>> begin Listing

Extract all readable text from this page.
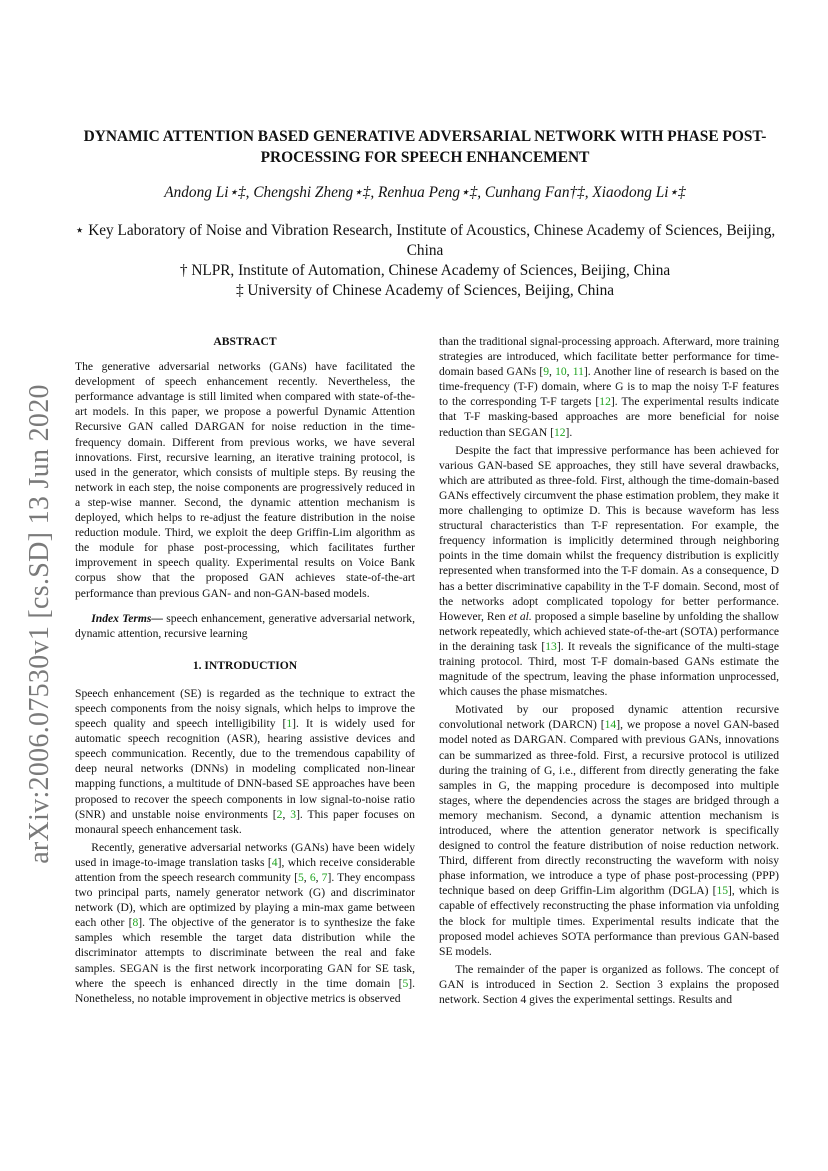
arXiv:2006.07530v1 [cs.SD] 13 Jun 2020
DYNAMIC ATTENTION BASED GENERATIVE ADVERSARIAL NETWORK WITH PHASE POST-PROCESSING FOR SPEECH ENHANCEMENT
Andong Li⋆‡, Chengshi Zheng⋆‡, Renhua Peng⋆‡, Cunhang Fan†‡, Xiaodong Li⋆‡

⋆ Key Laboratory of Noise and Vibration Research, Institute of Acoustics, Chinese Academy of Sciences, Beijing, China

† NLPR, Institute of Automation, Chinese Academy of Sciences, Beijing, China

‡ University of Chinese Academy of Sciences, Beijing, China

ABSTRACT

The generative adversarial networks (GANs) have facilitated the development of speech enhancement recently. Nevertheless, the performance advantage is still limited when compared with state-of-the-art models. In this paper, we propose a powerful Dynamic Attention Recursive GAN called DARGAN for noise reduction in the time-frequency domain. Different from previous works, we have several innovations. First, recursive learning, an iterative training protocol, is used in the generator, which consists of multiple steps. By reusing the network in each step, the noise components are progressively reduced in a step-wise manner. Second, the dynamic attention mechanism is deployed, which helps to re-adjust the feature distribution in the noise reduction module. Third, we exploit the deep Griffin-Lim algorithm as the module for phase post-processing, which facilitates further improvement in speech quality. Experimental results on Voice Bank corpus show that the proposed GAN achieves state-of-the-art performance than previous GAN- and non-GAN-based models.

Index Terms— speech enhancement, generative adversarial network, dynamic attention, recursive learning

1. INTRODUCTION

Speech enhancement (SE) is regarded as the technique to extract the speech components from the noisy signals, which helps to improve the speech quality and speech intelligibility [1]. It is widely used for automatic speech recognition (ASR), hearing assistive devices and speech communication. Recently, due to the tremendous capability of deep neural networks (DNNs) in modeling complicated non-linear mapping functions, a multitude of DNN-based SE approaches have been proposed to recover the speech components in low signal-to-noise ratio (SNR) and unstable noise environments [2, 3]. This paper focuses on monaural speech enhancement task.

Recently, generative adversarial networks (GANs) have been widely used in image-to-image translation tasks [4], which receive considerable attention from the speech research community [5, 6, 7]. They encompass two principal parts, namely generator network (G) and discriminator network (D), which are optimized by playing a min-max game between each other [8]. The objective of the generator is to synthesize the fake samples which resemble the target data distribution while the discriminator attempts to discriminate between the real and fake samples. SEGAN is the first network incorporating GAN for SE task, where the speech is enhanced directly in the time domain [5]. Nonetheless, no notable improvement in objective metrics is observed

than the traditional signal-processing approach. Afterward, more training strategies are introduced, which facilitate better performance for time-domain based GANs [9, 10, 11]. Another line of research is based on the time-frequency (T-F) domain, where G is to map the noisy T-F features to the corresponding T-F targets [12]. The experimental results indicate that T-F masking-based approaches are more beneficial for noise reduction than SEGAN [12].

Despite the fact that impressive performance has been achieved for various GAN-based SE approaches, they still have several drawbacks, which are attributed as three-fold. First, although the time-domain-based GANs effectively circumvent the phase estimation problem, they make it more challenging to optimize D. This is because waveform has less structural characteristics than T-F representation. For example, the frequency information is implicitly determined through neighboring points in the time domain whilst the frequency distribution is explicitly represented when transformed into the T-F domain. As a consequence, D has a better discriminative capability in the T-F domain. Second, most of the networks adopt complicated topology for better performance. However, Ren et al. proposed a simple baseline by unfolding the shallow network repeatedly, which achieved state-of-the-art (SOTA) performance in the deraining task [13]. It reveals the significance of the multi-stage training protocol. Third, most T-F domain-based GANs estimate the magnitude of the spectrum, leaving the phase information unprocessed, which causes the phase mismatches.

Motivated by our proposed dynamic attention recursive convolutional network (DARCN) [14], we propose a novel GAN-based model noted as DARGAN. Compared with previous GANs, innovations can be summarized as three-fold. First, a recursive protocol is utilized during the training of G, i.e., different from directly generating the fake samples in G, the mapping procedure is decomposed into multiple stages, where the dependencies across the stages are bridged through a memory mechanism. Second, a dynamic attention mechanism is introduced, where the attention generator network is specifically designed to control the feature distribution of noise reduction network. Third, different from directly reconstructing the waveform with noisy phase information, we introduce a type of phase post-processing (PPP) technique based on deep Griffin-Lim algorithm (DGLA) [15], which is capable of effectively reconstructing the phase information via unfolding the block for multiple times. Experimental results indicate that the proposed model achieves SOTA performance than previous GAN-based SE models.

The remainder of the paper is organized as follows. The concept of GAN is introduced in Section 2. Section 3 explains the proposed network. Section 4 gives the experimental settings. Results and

>> end Listing

» Problem: Keep every word of the data as it is when you write it out, but drop the pictures.

» Response to this task:
Extract all readable text from this page.
arXiv:2006.07530v1 [cs.SD] 13 Jun 2020
DYNAMIC ATTENTION BASED GENERATIVE ADVERSARIAL NETWORK WITH PHASE POST-PROCESSING FOR SPEECH ENHANCEMENT
Andong Li⋆‡, Chengshi Zheng⋆‡, Renhua Peng⋆‡, Cunhang Fan†‡, Xiaodong Li⋆‡

⋆ Key Laboratory of Noise and Vibration Research, Institute of Acoustics, Chinese Academy of Sciences, Beijing, China

† NLPR, Institute of Automation, Chinese Academy of Sciences, Beijing, China

‡ University of Chinese Academy of Sciences, Beijing, China

ABSTRACT

The generative adversarial networks (GANs) have facilitated the development of speech enhancement recently. Nevertheless, the performance advantage is still limited when compared with state-of-the-art models. In this paper, we propose a powerful Dynamic Attention Recursive GAN called DARGAN for noise reduction in the time-frequency domain. Different from previous works, we have several innovations. First, recursive learning, an iterative training protocol, is used in the generator, which consists of multiple steps. By reusing the network in each step, the noise components are progressively reduced in a step-wise manner. Second, the dynamic attention mechanism is deployed, which helps to re-adjust the feature distribution in the noise reduction module. Third, we exploit the deep Griffin-Lim algorithm as the module for phase post-processing, which facilitates further improvement in speech quality. Experimental results on Voice Bank corpus show that the proposed GAN achieves state-of-the-art performance than previous GAN- and non-GAN-based models.

Index Terms— speech enhancement, generative adversarial network, dynamic attention, recursive learning

1. INTRODUCTION

Speech enhancement (SE) is regarded as the technique to extract the speech components from the noisy signals, which helps to improve the speech quality and speech intelligibility [1]. It is widely used for automatic speech recognition (ASR), hearing assistive devices and speech communication. Recently, due to the tremendous capability of deep neural networks (DNNs) in modeling complicated non-linear mapping functions, a multitude of DNN-based SE approaches have been proposed to recover the speech components in low signal-to-noise ratio (SNR) and unstable noise environments [2, 3]. This paper focuses on monaural speech enhancement task.

Recently, generative adversarial networks (GANs) have been widely used in image-to-image translation tasks [4], which receive considerable attention from the speech research community [5, 6, 7]. They encompass two principal parts, namely generator network (G) and discriminator network (D), which are optimized by playing a min-max game between each other [8]. The objective of the generator is to synthesize the fake samples which resemble the target data distribution while the discriminator attempts to discriminate between the real and fake samples. SEGAN is the first network incorporating GAN for SE task, where the speech is enhanced directly in the time domain [5]. Nonetheless, no notable improvement in objective metrics is observed

than the traditional signal-processing approach. Afterward, more training strategies are introduced, which facilitate better performance for time-domain based GANs [9, 10, 11]. Another line of research is based on the time-frequency (T-F) domain, where G is to map the noisy T-F features to the corresponding T-F targets [12]. The experimental results indicate that T-F masking-based approaches are more beneficial for noise reduction than SEGAN [12].

Despite the fact that impressive performance has been achieved for various GAN-based SE approaches, they still have several drawbacks, which are attributed as three-fold. First, although the time-domain-based GANs effectively circumvent the phase estimation problem, they make it more challenging to optimize D. This is because waveform has less structural characteristics than T-F representation. For example, the frequency information is implicitly determined through neighboring points in the time domain whilst the frequency distribution is explicitly represented when transformed into the T-F domain. As a consequence, D has a better discriminative capability in the T-F domain. Second, most of the networks adopt complicated topology for better performance. However, Ren et al. proposed a simple baseline by unfolding the shallow network repeatedly, which achieved state-of-the-art (SOTA) performance in the deraining task [13]. It reveals the significance of the multi-stage training protocol. Third, most T-F domain-based GANs estimate the magnitude of the spectrum, leaving the phase information unprocessed, which causes the phase mismatches.

Motivated by our proposed dynamic attention recursive convolutional network (DARCN) [14], we propose a novel GAN-based model noted as DARGAN. Compared with previous GANs, innovations can be summarized as three-fold. First, a recursive protocol is utilized during the training of G, i.e., different from directly generating the fake samples in G, the mapping procedure is decomposed into multiple stages, where the dependencies across the stages are bridged through a memory mechanism. Second, a dynamic attention mechanism is introduced, where the attention generator network is specifically designed to control the feature distribution of noise reduction network. Third, different from directly reconstructing the waveform with noisy phase information, we introduce a type of phase post-processing (PPP) technique based on deep Griffin-Lim algorithm (DGLA) [15], which is capable of effectively reconstructing the phase information via unfolding the block for multiple times. Experimental results indicate that the proposed model achieves SOTA performance than previous GAN-based SE models.

The remainder of the paper is organized as follows. The concept of GAN is introduced in Section 2. Section 3 explains the proposed network. Section 4 gives the experimental settings. Results and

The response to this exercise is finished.